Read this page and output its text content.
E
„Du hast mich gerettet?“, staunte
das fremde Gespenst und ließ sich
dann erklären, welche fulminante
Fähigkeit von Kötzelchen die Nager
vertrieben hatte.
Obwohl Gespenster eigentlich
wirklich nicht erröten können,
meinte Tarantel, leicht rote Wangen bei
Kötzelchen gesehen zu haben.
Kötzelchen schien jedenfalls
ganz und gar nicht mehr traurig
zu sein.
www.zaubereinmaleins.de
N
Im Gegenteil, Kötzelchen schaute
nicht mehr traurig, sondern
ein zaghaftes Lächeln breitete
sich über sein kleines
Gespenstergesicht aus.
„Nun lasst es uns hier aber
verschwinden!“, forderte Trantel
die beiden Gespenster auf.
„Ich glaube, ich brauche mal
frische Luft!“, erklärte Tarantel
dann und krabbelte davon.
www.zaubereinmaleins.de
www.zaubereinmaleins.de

Task prompt |
Word for word, write out all of the data above.

Exercise result |
Read this page and output its text content.
E
„Du hast mich gerettet?“, staunte
das fremde Gespenst und ließ sich
dann erklären, welche fulminante
Fähigkeit von Kötzelchen die Nager
vertrieben hatte.
Obwohl Gespenster eigentlich
wirklich nicht erröten können,
meinte Tarantel, leicht rote Wangen bei
Kötzelchen gesehen zu haben.
Kötzelchen schien jedenfalls
ganz und gar nicht mehr traurig
zu sein.
www.zaubereinmaleins.de
N
Im Gegenteil, Kötzelchen schaute
nicht mehr traurig, sondern
ein zaghaftes Lächeln breitete
sich über sein kleines
Gespenstergesicht aus.
„Nun lasst es uns hier aber
verschwinden!“, forderte Trantel
die beiden Gespenster auf.
„Ich glaube, ich brauche mal
frische Luft!“, erklärte Tarantel
dann und krabbelte davon.
www.zaubereinmaleins.de
www.zaubereinmaleins.de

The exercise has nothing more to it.